### Raw records
########

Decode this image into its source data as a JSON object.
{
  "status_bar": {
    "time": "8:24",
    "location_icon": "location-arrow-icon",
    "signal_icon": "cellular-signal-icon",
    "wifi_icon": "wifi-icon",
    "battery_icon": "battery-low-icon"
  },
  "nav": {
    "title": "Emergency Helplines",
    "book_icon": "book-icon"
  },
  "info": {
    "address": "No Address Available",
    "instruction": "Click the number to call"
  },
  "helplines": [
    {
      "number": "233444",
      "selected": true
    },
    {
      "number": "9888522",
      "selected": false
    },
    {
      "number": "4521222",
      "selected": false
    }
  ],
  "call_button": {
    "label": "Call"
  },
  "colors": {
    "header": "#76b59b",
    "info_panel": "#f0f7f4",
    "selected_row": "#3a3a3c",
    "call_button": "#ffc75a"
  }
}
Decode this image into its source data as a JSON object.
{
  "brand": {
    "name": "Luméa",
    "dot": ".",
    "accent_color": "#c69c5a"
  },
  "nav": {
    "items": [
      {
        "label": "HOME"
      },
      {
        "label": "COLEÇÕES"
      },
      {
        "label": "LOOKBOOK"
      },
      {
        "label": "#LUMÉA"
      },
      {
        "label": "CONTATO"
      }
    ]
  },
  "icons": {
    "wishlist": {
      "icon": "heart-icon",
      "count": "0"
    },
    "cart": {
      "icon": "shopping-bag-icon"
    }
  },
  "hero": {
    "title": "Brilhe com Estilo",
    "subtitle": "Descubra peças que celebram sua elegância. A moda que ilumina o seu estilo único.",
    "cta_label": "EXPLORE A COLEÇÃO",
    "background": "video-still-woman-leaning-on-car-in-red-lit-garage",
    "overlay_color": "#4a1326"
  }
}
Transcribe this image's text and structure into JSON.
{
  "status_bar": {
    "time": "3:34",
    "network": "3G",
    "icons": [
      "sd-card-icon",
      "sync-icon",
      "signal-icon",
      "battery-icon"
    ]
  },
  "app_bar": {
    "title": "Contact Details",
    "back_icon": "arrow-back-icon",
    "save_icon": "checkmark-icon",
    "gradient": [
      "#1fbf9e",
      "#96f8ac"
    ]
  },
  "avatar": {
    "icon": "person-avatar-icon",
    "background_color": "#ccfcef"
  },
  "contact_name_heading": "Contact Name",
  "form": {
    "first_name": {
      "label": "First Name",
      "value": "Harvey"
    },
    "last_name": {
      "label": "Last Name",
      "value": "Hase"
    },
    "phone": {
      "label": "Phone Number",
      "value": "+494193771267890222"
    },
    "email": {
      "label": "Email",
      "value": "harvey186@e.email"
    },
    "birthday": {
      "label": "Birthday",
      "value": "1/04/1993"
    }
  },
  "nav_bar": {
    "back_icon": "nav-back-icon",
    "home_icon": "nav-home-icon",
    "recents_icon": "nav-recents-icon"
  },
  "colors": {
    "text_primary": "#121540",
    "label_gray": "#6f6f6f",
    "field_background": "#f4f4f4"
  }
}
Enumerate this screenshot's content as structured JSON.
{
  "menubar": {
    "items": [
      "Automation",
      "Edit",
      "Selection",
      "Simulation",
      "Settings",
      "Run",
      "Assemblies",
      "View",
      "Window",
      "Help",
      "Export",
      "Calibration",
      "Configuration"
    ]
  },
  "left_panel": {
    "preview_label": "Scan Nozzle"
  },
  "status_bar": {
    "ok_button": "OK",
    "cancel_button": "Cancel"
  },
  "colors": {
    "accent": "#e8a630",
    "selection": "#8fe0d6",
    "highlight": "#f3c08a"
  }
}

########

### Task brief
Reproduce the material verbatim, line by line.

### Result
Decode this image into its source data as a JSON object.
{
  "status_bar": {
    "time": "8:24",
    "location_icon": "location-arrow-icon",
    "signal_icon": "cellular-signal-icon",
    "wifi_icon": "wifi-icon",
    "battery_icon": "battery-low-icon"
  },
  "nav": {
    "title": "Emergency Helplines",
    "book_icon": "book-icon"
  },
  "info": {
    "address": "No Address Available",
    "instruction": "Click the number to call"
  },
  "helplines": [
    {
      "number": "233444",
      "selected": true
    },
    {
      "number": "9888522",
      "selected": false
    },
    {
      "number": "4521222",
      "selected": false
    }
  ],
  "call_button": {
    "label": "Call"
  },
  "colors": {
    "header": "#76b59b",
    "info_panel": "#f0f7f4",
    "selected_row": "#3a3a3c",
    "call_button": "#ffc75a"
  }
}
Decode this image into its source data as a JSON object.
{
  "brand": {
    "name": "Luméa",
    "dot": ".",
    "accent_color": "#c69c5a"
  },
  "nav": {
    "items": [
      {
        "label": "HOME"
      },
      {
        "label": "COLEÇÕES"
      },
      {
        "label": "LOOKBOOK"
      },
      {
        "label": "#LUMÉA"
      },
      {
        "label": "CONTATO"
      }
    ]
  },
  "icons": {
    "wishlist": {
      "icon": "heart-icon",
      "count": "0"
    },
    "cart": {
      "icon": "shopping-bag-icon"
    }
  },
  "hero": {
    "title": "Brilhe com Estilo",
    "subtitle": "Descubra peças que celebram sua elegância. A moda que ilumina o seu estilo único.",
    "cta_label": "EXPLORE A COLEÇÃO",
    "background": "video-still-woman-leaning-on-car-in-red-lit-garage",
    "overlay_color": "#4a1326"
  }
}
Transcribe this image's text and structure into JSON.
{
  "status_bar": {
    "time": "3:34",
    "network": "3G",
    "icons": [
      "sd-card-icon",
      "sync-icon",
      "signal-icon",
      "battery-icon"
    ]
  },
  "app_bar": {
    "title": "Contact Details",
    "back_icon": "arrow-back-icon",
    "save_icon": "checkmark-icon",
    "gradient": [
      "#1fbf9e",
      "#96f8ac"
    ]
  },
  "avatar": {
    "icon": "person-avatar-icon",
    "background_color": "#ccfcef"
  },
  "contact_name_heading": "Contact Name",
  "form": {
    "first_name": {
      "label": "First Name",
      "value": "Harvey"
    },
    "last_name": {
      "label": "Last Name",
      "value": "Hase"
    },
    "phone": {
      "label": "Phone Number",
      "value": "+494193771267890222"
    },
    "email": {
      "label": "Email",
      "value": "harvey186@e.email"
    },
    "birthday": {
      "label": "Birthday",
      "value": "1/04/1993"
    }
  },
  "nav_bar": {
    "back_icon": "nav-back-icon",
    "home_icon": "nav-home-icon",
    "recents_icon": "nav-recents-icon"
  },
  "colors": {
    "text_primary": "#121540",
    "label_gray": "#6f6f6f",
    "field_background": "#f4f4f4"
  }
}
Enumerate this screenshot's content as structured JSON.
{
  "menubar": {
    "items": [
      "Automation",
      "Edit",
      "Selection",
      "Simulation",
      "Settings",
      "Run",
      "Assemblies",
      "View",
      "Window",
      "Help",
      "Export",
      "Calibration",
      "Configuration"
    ]
  },
  "left_panel": {
    "preview_label": "Scan Nozzle"
  },
  "status_bar": {
    "ok_button": "OK",
    "cancel_button": "Cancel"
  },
  "colors": {
    "accent": "#e8a630",
    "selection": "#8fe0d6",
    "highlight": "#f3c08a"
  }
}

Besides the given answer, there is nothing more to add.